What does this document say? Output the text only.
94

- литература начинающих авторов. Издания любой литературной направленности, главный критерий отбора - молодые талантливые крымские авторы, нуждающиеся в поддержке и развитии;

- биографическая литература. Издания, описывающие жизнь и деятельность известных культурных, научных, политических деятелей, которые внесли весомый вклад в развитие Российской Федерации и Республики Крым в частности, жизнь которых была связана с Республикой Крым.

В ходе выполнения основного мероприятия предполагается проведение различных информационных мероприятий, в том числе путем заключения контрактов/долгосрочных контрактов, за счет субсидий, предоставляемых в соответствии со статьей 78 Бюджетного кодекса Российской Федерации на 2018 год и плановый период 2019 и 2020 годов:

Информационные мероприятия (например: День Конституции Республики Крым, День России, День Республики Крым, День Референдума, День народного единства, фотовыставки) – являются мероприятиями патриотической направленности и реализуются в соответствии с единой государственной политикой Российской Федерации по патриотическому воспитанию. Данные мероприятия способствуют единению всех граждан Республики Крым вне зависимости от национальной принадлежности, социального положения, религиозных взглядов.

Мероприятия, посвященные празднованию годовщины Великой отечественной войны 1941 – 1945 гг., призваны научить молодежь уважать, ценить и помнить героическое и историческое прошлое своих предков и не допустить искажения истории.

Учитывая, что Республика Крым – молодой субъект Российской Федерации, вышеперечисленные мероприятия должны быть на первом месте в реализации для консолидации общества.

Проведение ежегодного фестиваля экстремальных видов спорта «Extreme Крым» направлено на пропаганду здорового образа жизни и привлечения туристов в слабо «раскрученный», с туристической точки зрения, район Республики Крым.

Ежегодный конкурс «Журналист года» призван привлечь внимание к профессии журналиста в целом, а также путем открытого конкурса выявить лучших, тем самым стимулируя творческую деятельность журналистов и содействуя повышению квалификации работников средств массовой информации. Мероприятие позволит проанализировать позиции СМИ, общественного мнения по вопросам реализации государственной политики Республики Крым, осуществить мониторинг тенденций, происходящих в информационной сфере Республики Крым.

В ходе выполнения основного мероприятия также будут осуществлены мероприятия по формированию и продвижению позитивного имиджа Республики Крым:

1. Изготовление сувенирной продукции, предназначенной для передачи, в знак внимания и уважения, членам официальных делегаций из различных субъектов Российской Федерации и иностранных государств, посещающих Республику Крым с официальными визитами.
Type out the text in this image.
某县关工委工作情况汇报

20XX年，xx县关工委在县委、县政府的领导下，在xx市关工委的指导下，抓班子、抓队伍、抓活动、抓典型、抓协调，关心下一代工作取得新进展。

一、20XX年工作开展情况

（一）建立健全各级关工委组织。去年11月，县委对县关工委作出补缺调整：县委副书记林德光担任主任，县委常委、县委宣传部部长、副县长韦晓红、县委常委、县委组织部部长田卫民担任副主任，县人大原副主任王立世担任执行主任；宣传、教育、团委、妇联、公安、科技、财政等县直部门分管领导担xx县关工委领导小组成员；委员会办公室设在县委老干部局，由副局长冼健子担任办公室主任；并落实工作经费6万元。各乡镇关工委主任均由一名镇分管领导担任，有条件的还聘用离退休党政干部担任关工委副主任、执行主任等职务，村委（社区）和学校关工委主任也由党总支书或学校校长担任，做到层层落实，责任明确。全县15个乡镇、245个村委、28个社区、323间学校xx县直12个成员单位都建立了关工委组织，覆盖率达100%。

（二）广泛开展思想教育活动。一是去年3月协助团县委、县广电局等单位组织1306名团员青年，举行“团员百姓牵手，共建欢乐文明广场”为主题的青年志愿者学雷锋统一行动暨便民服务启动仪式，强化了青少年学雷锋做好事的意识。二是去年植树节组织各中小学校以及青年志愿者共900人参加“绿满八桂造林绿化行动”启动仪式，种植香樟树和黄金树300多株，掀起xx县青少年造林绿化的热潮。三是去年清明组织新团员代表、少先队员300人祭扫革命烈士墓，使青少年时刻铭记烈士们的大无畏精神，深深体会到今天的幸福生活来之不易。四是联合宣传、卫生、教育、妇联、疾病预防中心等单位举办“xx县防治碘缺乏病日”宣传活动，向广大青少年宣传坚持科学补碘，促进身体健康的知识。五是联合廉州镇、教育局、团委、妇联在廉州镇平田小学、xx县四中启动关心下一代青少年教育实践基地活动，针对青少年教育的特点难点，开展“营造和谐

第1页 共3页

* * *

> _Directions for this task_
Return what is listed above, exactly and completely.

> _Answer to the problem_
What does this document say? Output the text only.
94

- литература начинающих авторов. Издания любой литературной направленности, главный критерий отбора - молодые талантливые крымские авторы, нуждающиеся в поддержке и развитии;

- биографическая литература. Издания, описывающие жизнь и деятельность известных культурных, научных, политических деятелей, которые внесли весомый вклад в развитие Российской Федерации и Республики Крым в частности, жизнь которых была связана с Республикой Крым.

В ходе выполнения основного мероприятия предполагается проведение различных информационных мероприятий, в том числе путем заключения контрактов/долгосрочных контрактов, за счет субсидий, предоставляемых в соответствии со статьей 78 Бюджетного кодекса Российской Федерации на 2018 год и плановый период 2019 и 2020 годов:

Информационные мероприятия (например: День Конституции Республики Крым, День России, День Республики Крым, День Референдума, День народного единства, фотовыставки) – являются мероприятиями патриотической направленности и реализуются в соответствии с единой государственной политикой Российской Федерации по патриотическому воспитанию. Данные мероприятия способствуют единению всех граждан Республики Крым вне зависимости от национальной принадлежности, социального положения, религиозных взглядов.

Мероприятия, посвященные празднованию годовщины Великой отечественной войны 1941 – 1945 гг., призваны научить молодежь уважать, ценить и помнить героическое и историческое прошлое своих предков и не допустить искажения истории.

Учитывая, что Республика Крым – молодой субъект Российской Федерации, вышеперечисленные мероприятия должны быть на первом месте в реализации для консолидации общества.

Проведение ежегодного фестиваля экстремальных видов спорта «Extreme Крым» направлено на пропаганду здорового образа жизни и привлечения туристов в слабо «раскрученный», с туристической точки зрения, район Республики Крым.

Ежегодный конкурс «Журналист года» призван привлечь внимание к профессии журналиста в целом, а также путем открытого конкурса выявить лучших, тем самым стимулируя творческую деятельность журналистов и содействуя повышению квалификации работников средств массовой информации. Мероприятие позволит проанализировать позиции СМИ, общественного мнения по вопросам реализации государственной политики Республики Крым, осуществить мониторинг тенденций, происходящих в информационной сфере Республики Крым.

В ходе выполнения основного мероприятия также будут осуществлены мероприятия по формированию и продвижению позитивного имиджа Республики Крым:

1. Изготовление сувенирной продукции, предназначенной для передачи, в знак внимания и уважения, членам официальных делегаций из различных субъектов Российской Федерации и иностранных государств, посещающих Республику Крым с официальными визитами.
Type out the text in this image.
某县关工委工作情况汇报

20XX年，xx县关工委在县委、县政府的领导下，在xx市关工委的指导下，抓班子、抓队伍、抓活动、抓典型、抓协调，关心下一代工作取得新进展。

一、20XX年工作开展情况

（一）建立健全各级关工委组织。去年11月，县委对县关工委作出补缺调整：县委副书记林德光担任主任，县委常委、县委宣传部部长、副县长韦晓红、县委常委、县委组织部部长田卫民担任副主任，县人大原副主任王立世担任执行主任；宣传、教育、团委、妇联、公安、科技、财政等县直部门分管领导担xx县关工委领导小组成员；委员会办公室设在县委老干部局，由副局长冼健子担任办公室主任；并落实工作经费6万元。各乡镇关工委主任均由一名镇分管领导担任，有条件的还聘用离退休党政干部担任关工委副主任、执行主任等职务，村委（社区）和学校关工委主任也由党总支书或学校校长担任，做到层层落实，责任明确。全县15个乡镇、245个村委、28个社区、323间学校xx县直12个成员单位都建立了关工委组织，覆盖率达100%。

（二）广泛开展思想教育活动。一是去年3月协助团县委、县广电局等单位组织1306名团员青年，举行“团员百姓牵手，共建欢乐文明广场”为主题的青年志愿者学雷锋统一行动暨便民服务启动仪式，强化了青少年学雷锋做好事的意识。二是去年植树节组织各中小学校以及青年志愿者共900人参加“绿满八桂造林绿化行动”启动仪式，种植香樟树和黄金树300多株，掀起xx县青少年造林绿化的热潮。三是去年清明组织新团员代表、少先队员300人祭扫革命烈士墓，使青少年时刻铭记烈士们的大无畏精神，深深体会到今天的幸福生活来之不易。四是联合宣传、卫生、教育、妇联、疾病预防中心等单位举办“xx县防治碘缺乏病日”宣传活动，向广大青少年宣传坚持科学补碘，促进身体健康的知识。五是联合廉州镇、教育局、团委、妇联在廉州镇平田小学、xx县四中启动关心下一代青少年教育实践基地活动，针对青少年教育的特点难点，开展“营造和谐

第1页 共3页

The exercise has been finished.